Docker Compose Deployment

  1. Start the application:

    docker compose up --build

    The container is intentionally run in production mode; SSL has been disabled for testing purposes.

  2. Access the application:

    • Open your browser to http://localhost:3000
    • Click "Sign in with GitHub" to authenticate
    • Start chatting!
    • Only localhost is supported for now

Development Setup (Alternative)

If you prefer to run locally without Docker:

  1. Install dependencies:

    bundle install
    npm install
  2. Setup database:

    rails db:create db:migrate
  3. Start Redis:

    redis-server &
  4. Start the development servers:

    bin/dev

    This starts both the Rails server and Vite dev server via the Procfile. If running in production, you may need to tweak your REDIS_URL.

Amazon ECS Deployment

Simple-chat supports provisional deployment via ECS.

» Records:
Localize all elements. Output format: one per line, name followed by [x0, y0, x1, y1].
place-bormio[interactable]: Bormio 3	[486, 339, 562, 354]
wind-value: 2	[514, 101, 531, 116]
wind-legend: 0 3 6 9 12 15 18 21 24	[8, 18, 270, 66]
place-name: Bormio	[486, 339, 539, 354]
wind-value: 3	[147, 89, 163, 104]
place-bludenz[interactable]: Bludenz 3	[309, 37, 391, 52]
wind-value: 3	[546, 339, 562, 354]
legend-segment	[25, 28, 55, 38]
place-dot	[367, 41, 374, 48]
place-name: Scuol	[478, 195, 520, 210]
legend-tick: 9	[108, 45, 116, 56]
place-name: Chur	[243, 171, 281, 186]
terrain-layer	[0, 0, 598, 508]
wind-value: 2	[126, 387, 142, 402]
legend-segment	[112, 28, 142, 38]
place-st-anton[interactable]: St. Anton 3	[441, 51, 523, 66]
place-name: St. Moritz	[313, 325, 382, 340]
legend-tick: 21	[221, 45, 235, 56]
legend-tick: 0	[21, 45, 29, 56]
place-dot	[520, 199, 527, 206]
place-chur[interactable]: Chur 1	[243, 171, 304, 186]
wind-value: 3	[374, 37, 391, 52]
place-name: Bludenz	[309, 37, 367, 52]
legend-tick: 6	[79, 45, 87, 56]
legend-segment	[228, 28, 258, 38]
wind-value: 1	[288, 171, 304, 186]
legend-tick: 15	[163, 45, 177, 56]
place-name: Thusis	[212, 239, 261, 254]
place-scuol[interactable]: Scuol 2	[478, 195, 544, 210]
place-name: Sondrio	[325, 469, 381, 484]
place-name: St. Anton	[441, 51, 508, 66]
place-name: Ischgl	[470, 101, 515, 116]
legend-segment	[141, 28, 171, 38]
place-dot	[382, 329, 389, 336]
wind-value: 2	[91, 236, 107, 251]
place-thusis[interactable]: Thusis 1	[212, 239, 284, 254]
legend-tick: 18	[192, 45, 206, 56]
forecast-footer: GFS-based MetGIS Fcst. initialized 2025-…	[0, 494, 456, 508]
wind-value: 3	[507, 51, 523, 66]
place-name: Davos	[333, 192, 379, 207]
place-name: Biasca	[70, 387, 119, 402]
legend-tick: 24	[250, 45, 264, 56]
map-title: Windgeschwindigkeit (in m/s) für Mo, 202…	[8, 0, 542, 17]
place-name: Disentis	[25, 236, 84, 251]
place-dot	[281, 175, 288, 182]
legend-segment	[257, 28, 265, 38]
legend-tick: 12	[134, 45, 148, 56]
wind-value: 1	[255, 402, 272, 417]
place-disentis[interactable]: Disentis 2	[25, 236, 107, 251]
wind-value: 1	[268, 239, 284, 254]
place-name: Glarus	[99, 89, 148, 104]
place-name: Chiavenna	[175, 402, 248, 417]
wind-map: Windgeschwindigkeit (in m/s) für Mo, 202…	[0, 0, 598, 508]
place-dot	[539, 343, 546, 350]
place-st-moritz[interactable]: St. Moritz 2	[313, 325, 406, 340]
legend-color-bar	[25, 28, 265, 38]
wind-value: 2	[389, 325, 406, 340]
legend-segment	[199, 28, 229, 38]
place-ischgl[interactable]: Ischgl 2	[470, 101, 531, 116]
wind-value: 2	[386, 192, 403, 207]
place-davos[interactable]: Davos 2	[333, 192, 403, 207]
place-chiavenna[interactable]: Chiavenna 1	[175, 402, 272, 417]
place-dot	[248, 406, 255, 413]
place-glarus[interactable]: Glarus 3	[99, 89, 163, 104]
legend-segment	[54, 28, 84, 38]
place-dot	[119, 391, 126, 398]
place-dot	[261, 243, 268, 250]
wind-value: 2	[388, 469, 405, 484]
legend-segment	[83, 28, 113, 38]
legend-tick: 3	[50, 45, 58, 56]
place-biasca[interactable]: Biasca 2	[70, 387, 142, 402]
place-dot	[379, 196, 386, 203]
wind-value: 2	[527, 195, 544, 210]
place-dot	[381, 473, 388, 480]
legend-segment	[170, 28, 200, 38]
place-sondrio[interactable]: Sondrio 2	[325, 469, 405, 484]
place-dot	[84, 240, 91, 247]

» What you need to do:
Continue the Simple-chat setup guide from its last line, "Simple-chat supports provisional deployment via ECS."

» Written answer:
Prerequisites

  • AWS CLI and aws configure
  • ECS CLI and ecs-cli configure
  • An ECS cluster with at least one t2.small

Considerations

  1. The docker compose file for ECS (compose.prod.yml) is currently wired up to my docker image. if you wish to modify simple-chat, you should update the reference to your own image.
  2. For production use, consider restricting the allowed hosts in config/environments/production.rb to your specific domain instead of the current list

Deploy

# Export your Rails master key
export RAILS_MASTER_KEY=$(cat ./config/master.key)

# Deploy using the production compose file
ecs-cli compose --file compose.prod.yml up --cluster-config your-config-name --ecs-profile your-profile-name

Next steps:

While this chat server is a great proof-of-concept, there are plenty of edges to sand.

In the more immediate future, I'd love to allow:

  1. Setting usernames
  2. Supporting Google auth
  3. Content filtering
  4. multiple channels

Longer term, it'd be nice to either:

  1. Allow for horizontal scaling
  2. Allow for deployment via home NAS

Horizontal Scaling

the architecture as it stands is a monolith, in the sense that the only external services required are data stores. Since this chat app currently serves 0 traffic, horizontal scaling is mostly for fun.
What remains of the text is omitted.